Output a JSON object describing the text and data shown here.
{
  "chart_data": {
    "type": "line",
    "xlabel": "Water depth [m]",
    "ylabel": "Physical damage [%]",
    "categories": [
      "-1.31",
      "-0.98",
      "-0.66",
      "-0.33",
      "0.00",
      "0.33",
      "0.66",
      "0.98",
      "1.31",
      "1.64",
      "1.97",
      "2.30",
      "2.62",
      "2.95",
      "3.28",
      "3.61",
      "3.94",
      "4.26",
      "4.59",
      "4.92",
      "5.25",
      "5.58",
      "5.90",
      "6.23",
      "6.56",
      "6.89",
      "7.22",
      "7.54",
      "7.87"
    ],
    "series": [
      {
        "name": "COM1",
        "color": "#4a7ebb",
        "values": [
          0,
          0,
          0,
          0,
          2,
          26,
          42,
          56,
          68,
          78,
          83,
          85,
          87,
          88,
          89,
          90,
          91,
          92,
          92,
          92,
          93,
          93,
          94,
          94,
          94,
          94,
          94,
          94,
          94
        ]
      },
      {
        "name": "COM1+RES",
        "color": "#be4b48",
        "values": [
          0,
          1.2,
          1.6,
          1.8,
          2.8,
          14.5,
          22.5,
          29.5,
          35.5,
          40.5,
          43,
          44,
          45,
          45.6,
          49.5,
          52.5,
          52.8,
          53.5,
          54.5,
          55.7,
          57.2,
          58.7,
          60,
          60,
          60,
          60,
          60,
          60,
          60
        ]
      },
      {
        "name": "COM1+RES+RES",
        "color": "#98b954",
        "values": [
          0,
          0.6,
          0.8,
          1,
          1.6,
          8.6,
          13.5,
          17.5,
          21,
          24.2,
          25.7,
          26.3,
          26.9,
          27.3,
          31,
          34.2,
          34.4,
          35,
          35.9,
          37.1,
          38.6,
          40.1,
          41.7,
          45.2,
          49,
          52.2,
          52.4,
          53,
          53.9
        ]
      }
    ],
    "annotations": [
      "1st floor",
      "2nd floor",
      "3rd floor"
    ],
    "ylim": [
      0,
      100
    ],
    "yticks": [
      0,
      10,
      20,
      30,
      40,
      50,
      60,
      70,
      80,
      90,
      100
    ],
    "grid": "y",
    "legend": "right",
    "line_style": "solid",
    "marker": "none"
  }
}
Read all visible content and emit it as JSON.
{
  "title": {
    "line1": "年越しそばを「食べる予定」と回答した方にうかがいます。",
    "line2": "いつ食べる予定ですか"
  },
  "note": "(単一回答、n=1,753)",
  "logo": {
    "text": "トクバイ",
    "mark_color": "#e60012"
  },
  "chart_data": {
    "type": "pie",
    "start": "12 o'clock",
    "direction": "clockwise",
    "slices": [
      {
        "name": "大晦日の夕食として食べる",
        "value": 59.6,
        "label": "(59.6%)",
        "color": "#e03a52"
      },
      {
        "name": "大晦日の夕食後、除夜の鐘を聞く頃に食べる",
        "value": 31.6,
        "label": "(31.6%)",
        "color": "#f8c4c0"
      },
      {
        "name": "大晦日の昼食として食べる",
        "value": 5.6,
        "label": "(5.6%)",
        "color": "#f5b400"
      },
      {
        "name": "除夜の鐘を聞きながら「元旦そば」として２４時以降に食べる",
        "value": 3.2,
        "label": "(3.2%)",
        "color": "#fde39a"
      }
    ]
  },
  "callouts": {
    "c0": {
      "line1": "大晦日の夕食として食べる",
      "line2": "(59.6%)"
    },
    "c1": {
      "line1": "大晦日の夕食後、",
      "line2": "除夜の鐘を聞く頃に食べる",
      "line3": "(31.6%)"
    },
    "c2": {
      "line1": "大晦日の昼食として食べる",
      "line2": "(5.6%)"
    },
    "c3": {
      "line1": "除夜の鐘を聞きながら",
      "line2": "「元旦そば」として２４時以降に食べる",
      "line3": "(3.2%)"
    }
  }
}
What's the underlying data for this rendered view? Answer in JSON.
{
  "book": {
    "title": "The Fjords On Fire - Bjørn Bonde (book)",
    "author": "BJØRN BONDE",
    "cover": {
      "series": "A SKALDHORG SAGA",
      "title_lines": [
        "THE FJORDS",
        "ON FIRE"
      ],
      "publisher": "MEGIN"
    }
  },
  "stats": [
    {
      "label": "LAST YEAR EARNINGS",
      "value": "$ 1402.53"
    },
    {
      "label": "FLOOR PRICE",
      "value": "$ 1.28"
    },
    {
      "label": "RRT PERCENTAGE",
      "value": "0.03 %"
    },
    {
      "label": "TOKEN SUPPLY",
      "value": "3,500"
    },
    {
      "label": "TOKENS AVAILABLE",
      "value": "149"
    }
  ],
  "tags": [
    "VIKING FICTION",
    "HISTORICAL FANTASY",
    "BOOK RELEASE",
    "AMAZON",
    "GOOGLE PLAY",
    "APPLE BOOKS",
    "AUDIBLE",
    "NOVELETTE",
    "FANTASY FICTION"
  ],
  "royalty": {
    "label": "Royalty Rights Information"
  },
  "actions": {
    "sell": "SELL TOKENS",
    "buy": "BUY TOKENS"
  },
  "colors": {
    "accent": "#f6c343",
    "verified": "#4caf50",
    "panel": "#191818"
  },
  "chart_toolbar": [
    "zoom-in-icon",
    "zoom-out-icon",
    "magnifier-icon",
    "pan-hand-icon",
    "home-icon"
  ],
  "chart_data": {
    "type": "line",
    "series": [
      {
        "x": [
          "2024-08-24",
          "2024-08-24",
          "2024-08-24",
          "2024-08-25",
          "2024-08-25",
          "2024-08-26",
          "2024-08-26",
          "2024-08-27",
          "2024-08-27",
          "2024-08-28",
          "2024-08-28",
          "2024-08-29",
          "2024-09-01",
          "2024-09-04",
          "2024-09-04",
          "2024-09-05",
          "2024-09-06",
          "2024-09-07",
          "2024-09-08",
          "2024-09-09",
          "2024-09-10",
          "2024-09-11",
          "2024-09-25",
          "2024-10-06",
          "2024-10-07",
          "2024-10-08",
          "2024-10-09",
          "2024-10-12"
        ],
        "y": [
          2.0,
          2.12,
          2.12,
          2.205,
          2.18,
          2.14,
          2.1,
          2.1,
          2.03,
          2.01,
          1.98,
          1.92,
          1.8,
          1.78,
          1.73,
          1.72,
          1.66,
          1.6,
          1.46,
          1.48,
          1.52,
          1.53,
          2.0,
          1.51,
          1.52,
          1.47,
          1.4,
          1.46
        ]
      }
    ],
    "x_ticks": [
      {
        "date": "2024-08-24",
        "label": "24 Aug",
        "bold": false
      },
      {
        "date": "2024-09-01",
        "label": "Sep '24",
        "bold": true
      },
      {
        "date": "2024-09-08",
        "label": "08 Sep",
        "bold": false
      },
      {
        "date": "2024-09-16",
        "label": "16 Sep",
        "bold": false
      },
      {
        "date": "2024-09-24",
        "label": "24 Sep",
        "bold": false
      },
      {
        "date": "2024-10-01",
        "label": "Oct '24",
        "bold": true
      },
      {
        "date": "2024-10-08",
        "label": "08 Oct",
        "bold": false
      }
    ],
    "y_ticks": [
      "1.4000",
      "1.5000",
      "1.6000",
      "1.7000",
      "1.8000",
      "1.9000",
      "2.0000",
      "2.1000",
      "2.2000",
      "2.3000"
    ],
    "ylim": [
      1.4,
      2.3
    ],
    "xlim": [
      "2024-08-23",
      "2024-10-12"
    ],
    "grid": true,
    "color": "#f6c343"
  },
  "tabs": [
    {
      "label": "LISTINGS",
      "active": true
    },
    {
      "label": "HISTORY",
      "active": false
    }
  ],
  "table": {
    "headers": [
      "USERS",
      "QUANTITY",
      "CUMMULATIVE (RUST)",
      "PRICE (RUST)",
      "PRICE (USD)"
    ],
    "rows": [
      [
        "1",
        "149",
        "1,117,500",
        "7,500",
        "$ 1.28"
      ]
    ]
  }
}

+ + +

▶ [WORK TO BE COMPLETED]: How many of the lines above include the word "大晦日の夕食として食べる"? Respond with the number alone.

▶ [EXERCISE OUTPUT]: 2